Which lines hold the word "System"? Show each of them.

RAW DATA —
▼

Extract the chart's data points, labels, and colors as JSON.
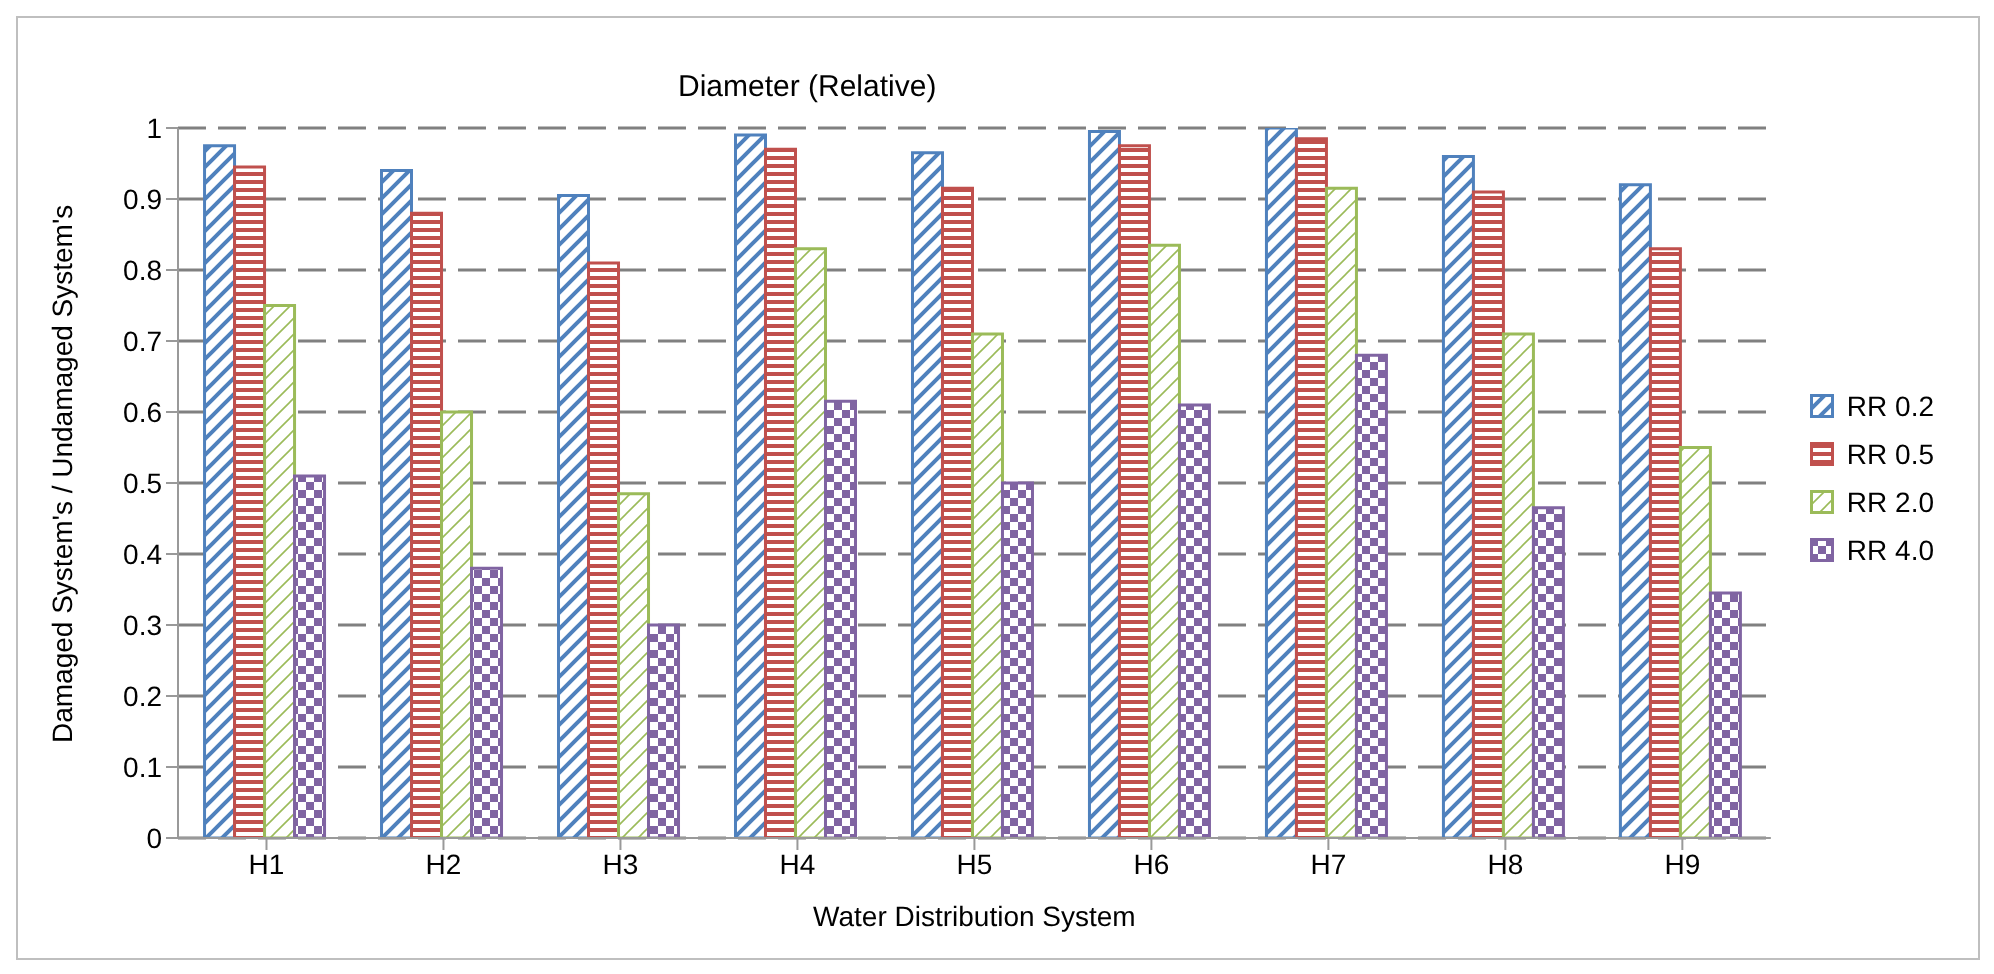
{
  "chart_data": {
    "type": "bar",
    "title": "Diameter (Relative)",
    "xlabel": "Water Distribution System",
    "ylabel": "Damaged System's / Undamaged System's",
    "categories": [
      "H1",
      "H2",
      "H3",
      "H4",
      "H5",
      "H6",
      "H7",
      "H8",
      "H9"
    ],
    "series": [
      {
        "name": "RR 0.2",
        "color": "#4f81bd",
        "values": [
          0.975,
          0.94,
          0.905,
          0.99,
          0.965,
          0.995,
          1.0,
          0.96,
          0.92
        ]
      },
      {
        "name": "RR 0.5",
        "color": "#c0504d",
        "values": [
          0.945,
          0.88,
          0.81,
          0.97,
          0.915,
          0.975,
          0.985,
          0.91,
          0.83
        ]
      },
      {
        "name": "RR 2.0",
        "color": "#9bbb59",
        "values": [
          0.75,
          0.6,
          0.485,
          0.83,
          0.71,
          0.835,
          0.915,
          0.71,
          0.55
        ]
      },
      {
        "name": "RR 4.0",
        "color": "#8064a2",
        "values": [
          0.51,
          0.38,
          0.3,
          0.615,
          0.5,
          0.61,
          0.68,
          0.465,
          0.345
        ]
      }
    ],
    "ylim": [
      0,
      1
    ],
    "yticks": [
      0,
      0.1,
      0.2,
      0.3,
      0.4,
      0.5,
      0.6,
      0.7,
      0.8,
      0.9,
      1
    ],
    "grid": "y",
    "legend": "right"
  }
}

▲

OUTPUT BELOW —
    "xlabel": "Water Distribution System",
    "ylabel": "Damaged System's / Undamaged System's",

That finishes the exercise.